- Prompt:
Pick out and copy every line below that has the word "heading".

++++++++++++++++++++

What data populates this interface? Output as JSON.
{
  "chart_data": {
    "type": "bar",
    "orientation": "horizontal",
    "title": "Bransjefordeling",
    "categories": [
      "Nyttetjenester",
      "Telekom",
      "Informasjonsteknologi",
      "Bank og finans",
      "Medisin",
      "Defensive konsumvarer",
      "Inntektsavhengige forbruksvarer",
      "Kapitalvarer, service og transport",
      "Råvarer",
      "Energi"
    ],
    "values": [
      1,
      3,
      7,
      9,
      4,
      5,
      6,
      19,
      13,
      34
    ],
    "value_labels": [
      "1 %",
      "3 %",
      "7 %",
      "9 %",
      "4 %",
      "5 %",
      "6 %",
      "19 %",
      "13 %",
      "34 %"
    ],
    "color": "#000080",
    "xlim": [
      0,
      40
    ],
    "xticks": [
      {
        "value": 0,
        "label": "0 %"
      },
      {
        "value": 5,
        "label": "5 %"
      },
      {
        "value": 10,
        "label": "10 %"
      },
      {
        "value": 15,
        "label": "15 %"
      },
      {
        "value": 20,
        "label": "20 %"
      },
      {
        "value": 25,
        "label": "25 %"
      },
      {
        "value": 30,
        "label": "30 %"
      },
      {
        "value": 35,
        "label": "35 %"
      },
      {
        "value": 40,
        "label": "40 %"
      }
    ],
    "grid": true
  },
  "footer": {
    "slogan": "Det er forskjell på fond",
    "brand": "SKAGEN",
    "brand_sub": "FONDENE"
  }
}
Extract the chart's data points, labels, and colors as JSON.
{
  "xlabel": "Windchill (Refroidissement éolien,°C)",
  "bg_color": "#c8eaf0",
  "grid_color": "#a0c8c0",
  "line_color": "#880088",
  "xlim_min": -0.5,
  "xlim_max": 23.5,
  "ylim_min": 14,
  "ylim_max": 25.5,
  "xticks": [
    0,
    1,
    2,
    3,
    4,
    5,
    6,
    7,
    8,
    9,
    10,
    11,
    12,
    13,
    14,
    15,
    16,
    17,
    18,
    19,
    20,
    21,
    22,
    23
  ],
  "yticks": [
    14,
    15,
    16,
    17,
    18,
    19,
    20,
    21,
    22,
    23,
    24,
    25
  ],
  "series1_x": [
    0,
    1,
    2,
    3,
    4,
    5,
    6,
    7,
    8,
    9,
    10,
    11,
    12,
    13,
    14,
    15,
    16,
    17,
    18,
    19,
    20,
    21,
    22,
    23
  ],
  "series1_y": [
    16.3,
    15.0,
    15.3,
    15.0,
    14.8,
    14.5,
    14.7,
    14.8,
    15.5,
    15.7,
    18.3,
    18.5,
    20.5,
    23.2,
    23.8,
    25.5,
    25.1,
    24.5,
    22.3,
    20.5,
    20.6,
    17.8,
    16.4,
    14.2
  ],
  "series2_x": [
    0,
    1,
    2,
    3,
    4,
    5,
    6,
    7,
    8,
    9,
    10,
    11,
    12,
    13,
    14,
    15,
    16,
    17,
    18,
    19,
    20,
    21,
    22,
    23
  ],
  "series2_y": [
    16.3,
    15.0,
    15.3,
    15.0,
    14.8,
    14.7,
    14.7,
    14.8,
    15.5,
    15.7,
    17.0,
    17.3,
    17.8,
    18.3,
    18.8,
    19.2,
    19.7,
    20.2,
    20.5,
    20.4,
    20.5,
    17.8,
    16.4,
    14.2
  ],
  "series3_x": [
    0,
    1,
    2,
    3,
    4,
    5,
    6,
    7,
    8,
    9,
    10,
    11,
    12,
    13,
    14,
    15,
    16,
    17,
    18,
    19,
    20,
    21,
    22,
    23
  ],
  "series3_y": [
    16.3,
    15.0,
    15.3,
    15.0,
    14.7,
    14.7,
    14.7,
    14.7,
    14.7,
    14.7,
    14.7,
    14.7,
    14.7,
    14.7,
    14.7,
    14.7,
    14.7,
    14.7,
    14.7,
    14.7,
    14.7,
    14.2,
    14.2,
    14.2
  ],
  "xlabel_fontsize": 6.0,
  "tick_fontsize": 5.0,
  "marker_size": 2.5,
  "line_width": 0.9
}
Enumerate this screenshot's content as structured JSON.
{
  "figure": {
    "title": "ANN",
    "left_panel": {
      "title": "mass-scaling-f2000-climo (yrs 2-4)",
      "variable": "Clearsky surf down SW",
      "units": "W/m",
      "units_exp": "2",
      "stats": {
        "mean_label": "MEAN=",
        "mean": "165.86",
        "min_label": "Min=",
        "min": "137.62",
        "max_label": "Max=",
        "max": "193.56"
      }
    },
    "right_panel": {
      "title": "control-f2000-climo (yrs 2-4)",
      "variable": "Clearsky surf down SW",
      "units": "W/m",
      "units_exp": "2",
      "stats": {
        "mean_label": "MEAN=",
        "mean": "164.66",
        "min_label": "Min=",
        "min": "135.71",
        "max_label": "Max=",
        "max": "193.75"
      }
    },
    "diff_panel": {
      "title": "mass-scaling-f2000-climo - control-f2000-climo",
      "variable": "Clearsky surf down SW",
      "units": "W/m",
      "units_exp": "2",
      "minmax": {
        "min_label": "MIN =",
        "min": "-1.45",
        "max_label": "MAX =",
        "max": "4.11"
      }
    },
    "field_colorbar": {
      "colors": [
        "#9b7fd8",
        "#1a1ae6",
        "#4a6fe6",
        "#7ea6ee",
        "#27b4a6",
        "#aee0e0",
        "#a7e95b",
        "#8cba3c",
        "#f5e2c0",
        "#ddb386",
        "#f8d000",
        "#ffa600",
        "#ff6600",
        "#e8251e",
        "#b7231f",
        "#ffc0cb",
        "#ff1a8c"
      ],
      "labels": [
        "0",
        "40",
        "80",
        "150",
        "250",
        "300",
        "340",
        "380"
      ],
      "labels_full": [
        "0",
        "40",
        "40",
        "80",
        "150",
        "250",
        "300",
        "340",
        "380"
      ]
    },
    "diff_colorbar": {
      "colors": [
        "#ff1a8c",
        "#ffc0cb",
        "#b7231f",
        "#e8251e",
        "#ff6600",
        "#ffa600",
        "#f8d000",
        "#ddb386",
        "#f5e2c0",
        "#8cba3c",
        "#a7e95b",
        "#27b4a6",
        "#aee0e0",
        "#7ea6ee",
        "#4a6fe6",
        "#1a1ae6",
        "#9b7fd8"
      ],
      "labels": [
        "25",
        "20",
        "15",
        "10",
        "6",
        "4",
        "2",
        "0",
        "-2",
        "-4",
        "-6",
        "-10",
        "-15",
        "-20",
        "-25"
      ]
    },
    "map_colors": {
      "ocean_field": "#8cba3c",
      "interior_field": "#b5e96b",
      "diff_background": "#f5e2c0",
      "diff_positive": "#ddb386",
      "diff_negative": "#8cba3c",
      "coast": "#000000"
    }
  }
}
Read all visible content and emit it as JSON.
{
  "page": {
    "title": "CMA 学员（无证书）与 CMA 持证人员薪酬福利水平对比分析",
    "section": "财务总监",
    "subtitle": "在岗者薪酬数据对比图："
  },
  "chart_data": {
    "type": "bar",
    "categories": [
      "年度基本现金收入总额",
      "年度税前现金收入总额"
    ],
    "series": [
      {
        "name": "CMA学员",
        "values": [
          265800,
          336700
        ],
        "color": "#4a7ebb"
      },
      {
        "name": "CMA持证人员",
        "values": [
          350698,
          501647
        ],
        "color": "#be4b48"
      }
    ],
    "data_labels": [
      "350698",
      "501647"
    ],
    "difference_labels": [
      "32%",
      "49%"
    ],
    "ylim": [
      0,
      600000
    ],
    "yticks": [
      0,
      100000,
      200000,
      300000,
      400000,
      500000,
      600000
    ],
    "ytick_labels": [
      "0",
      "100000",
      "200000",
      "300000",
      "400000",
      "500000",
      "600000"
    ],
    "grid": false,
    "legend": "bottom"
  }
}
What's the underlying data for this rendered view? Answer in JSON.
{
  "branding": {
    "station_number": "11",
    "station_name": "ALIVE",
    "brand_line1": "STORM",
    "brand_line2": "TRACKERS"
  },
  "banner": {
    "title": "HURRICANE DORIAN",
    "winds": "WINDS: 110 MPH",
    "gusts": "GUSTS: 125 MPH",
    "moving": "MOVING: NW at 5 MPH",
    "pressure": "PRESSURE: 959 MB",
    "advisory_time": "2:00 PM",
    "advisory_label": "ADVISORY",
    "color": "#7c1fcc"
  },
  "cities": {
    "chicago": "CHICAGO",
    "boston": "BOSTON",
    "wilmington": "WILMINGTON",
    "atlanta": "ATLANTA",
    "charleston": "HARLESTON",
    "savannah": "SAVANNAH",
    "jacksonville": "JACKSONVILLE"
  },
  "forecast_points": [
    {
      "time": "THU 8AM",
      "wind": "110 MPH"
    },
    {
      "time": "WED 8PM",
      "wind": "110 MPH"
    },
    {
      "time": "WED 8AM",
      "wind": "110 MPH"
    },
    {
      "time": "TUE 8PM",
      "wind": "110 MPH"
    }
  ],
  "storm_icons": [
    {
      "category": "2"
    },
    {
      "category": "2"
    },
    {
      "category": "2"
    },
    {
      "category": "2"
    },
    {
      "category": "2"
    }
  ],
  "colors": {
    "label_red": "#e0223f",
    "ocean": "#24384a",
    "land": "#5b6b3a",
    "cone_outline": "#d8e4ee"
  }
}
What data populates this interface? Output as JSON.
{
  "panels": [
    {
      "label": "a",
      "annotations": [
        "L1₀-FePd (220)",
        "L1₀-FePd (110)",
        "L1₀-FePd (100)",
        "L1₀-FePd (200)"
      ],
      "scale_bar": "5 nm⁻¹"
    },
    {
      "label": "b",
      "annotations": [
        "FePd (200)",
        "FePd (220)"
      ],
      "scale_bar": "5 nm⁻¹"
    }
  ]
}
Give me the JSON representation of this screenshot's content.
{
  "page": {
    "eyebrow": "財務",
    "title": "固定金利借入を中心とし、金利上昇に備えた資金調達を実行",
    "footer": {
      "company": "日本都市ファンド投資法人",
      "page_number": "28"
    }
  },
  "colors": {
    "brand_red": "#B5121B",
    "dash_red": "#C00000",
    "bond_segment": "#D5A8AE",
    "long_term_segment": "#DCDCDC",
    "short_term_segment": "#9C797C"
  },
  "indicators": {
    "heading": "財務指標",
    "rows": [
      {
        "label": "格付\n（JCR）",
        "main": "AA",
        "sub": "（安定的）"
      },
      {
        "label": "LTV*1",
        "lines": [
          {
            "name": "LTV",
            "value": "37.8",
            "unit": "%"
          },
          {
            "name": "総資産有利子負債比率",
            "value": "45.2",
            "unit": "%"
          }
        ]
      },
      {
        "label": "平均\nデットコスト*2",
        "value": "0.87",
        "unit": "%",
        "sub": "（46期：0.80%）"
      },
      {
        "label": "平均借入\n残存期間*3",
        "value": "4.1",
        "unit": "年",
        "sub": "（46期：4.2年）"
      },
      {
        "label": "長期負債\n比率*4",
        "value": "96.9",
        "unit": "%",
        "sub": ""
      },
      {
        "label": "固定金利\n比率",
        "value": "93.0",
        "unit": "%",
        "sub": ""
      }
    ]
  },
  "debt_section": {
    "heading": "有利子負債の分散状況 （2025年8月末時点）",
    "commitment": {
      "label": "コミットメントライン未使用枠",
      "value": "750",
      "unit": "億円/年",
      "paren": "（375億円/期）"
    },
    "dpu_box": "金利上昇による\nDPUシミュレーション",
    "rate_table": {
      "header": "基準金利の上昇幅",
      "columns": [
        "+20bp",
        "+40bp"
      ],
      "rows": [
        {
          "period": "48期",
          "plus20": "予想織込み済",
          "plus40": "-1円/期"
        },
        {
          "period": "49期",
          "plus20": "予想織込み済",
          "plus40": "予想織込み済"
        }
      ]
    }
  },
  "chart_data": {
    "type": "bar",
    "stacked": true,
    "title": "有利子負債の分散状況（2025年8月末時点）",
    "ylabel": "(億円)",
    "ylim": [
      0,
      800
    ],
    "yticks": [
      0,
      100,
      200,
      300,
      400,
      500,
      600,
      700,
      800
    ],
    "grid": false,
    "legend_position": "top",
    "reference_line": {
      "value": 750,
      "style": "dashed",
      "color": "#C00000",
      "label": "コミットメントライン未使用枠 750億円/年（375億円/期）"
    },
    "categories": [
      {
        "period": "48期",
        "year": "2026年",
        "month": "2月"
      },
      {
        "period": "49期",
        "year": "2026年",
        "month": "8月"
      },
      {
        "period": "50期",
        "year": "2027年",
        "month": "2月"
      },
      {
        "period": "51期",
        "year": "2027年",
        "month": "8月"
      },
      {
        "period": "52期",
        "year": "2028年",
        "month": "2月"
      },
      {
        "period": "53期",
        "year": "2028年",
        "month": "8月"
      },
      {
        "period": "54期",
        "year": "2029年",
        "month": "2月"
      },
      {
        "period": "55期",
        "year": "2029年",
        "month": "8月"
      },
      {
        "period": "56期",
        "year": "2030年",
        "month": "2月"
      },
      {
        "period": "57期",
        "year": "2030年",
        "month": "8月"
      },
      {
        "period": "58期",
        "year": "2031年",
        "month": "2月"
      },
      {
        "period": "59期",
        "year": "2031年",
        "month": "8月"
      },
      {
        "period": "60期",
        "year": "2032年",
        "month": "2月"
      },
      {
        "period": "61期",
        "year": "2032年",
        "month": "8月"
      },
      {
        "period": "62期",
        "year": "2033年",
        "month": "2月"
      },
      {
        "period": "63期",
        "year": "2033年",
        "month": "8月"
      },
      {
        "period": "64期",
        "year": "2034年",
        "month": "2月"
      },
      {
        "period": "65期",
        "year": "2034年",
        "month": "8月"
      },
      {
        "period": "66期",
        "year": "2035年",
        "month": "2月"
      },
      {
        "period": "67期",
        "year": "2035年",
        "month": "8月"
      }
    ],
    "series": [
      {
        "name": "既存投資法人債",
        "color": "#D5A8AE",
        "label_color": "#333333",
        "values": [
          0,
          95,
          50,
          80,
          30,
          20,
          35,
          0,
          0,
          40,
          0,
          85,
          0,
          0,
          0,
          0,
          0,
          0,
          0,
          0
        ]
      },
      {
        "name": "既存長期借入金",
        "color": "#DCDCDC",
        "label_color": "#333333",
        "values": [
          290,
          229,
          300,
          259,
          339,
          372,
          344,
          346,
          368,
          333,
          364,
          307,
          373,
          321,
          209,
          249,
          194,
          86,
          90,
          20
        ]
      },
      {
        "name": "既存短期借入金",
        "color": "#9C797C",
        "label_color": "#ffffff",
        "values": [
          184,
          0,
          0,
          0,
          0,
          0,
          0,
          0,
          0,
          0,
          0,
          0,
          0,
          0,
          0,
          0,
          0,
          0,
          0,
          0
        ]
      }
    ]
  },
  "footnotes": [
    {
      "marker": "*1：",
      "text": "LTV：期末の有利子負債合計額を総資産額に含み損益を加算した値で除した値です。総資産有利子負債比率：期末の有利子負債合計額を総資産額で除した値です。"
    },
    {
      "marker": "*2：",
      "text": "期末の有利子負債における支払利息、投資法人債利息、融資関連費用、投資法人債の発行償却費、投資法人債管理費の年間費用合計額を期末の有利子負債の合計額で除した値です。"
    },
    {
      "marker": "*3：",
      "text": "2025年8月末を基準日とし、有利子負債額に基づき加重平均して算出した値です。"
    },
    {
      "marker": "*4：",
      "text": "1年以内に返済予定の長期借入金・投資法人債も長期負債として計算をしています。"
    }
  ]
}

++++++++++++++++++++

- Solution to this exercise:
    "heading": "財務指標",
    "heading": "有利子負債の分散状況 （2025年8月末時点）",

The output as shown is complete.